Extract everything in the listing from the line containing "Where is each" down to the line containing "- secretary-role: (กรรมการและเลขานุการ): [564, 663, 820, 689]", including both of those lines, and reproduce them character for character with nothing else.

Records shown »
▬▬▬▬▬▬▬▬▬▬
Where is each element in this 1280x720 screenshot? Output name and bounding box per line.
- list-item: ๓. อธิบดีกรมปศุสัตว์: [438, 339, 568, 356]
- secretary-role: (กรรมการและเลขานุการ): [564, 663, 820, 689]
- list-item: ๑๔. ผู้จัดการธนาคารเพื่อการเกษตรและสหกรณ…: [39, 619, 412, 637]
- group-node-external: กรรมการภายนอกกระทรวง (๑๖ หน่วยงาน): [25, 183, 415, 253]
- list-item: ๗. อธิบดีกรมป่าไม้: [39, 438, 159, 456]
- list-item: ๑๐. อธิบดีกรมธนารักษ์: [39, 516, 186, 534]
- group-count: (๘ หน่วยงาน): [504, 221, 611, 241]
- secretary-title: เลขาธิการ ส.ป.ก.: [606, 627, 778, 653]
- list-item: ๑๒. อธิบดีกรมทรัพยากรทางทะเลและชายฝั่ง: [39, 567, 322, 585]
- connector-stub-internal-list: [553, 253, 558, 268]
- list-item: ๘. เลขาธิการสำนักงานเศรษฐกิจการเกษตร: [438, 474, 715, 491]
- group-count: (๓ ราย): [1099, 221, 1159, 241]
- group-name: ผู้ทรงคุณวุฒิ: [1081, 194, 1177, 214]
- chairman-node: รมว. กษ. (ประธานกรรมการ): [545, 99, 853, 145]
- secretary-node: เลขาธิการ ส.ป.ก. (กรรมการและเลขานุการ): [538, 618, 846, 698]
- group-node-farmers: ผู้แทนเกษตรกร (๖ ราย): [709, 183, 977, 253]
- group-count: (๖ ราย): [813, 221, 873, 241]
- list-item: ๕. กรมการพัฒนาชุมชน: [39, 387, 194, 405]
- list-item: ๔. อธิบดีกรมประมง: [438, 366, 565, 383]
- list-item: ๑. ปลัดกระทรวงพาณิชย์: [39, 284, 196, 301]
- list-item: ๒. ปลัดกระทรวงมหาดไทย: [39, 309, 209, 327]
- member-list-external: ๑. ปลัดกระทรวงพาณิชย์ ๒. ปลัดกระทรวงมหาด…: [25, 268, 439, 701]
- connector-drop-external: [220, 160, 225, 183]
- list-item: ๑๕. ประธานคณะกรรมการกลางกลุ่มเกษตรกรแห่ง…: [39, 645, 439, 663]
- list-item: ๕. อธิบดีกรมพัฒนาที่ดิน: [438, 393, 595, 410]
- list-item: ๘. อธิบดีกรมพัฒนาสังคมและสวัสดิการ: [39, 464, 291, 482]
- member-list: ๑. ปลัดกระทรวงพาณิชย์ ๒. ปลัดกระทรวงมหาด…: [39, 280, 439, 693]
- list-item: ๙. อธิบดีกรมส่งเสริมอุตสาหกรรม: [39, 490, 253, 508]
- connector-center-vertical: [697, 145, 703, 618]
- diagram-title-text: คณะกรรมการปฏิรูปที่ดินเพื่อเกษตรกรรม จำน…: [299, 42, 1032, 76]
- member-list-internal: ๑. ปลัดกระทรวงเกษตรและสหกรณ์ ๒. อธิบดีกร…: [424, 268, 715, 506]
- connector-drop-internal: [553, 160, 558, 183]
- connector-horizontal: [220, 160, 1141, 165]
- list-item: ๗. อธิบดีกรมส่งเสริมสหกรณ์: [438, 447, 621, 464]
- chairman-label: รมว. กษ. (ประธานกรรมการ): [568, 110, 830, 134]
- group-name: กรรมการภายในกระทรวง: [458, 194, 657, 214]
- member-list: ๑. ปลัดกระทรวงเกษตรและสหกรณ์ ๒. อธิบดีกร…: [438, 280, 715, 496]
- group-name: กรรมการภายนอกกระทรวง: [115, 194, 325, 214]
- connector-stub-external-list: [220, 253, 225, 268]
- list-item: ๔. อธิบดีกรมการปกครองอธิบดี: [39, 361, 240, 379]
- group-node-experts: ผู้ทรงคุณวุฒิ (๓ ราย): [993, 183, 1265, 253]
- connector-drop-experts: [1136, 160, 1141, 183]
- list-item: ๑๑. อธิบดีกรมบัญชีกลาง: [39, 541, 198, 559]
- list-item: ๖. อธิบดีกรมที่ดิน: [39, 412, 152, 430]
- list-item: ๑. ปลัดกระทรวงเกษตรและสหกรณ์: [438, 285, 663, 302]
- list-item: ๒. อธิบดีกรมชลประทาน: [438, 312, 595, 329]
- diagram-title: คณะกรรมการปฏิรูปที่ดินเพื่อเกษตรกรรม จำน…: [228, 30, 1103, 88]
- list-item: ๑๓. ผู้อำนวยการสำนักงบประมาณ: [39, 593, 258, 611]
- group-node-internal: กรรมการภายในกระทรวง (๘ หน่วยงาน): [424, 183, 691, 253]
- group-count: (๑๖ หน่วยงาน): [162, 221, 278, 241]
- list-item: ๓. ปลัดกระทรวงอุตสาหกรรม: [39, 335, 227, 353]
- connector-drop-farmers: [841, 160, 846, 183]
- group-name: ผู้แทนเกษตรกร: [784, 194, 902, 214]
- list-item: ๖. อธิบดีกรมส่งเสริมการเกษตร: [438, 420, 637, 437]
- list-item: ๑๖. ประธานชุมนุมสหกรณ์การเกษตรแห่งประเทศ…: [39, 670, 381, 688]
▬▬▬▬▬▬▬▬▬▬
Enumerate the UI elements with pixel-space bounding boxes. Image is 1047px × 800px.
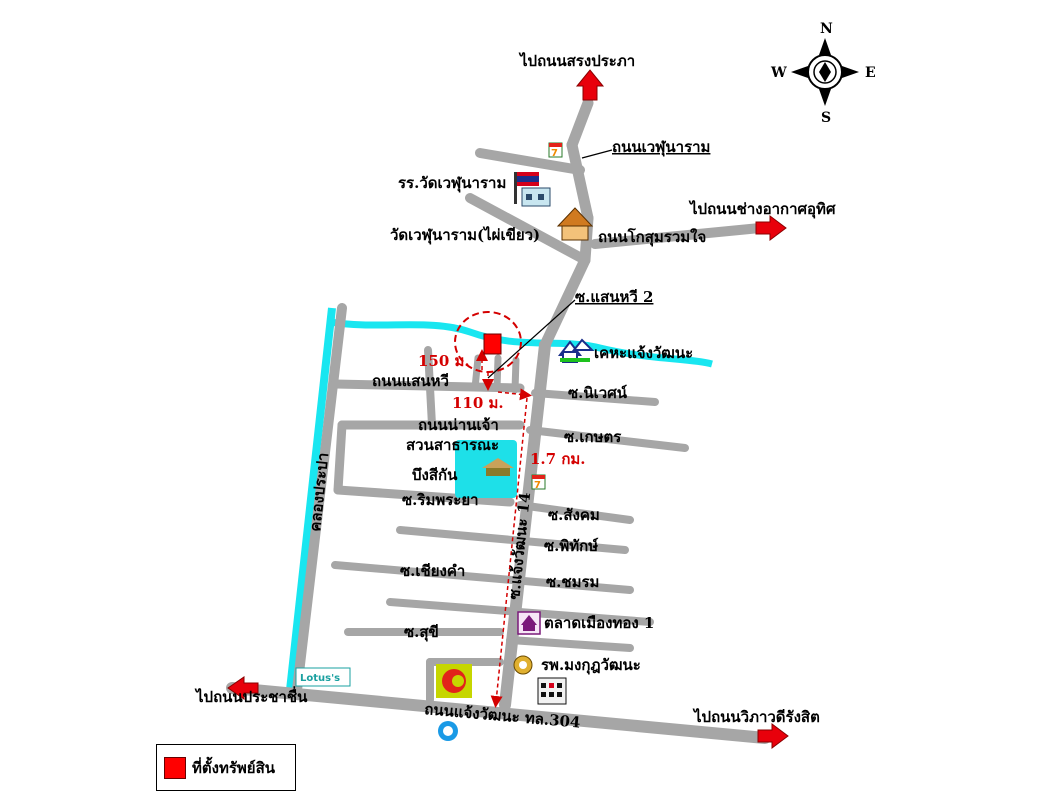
▬▬▬▬▬▬▬▬▬▬
Response to the task »
Where is each element in this 1280x720 screenshot? Output name and bounding box per line.
- list-item: ๓. อธิบดีกรมปศุสัตว์: [438, 339, 568, 356]
- secretary-role: (กรรมการและเลขานุการ): [564, 663, 820, 689]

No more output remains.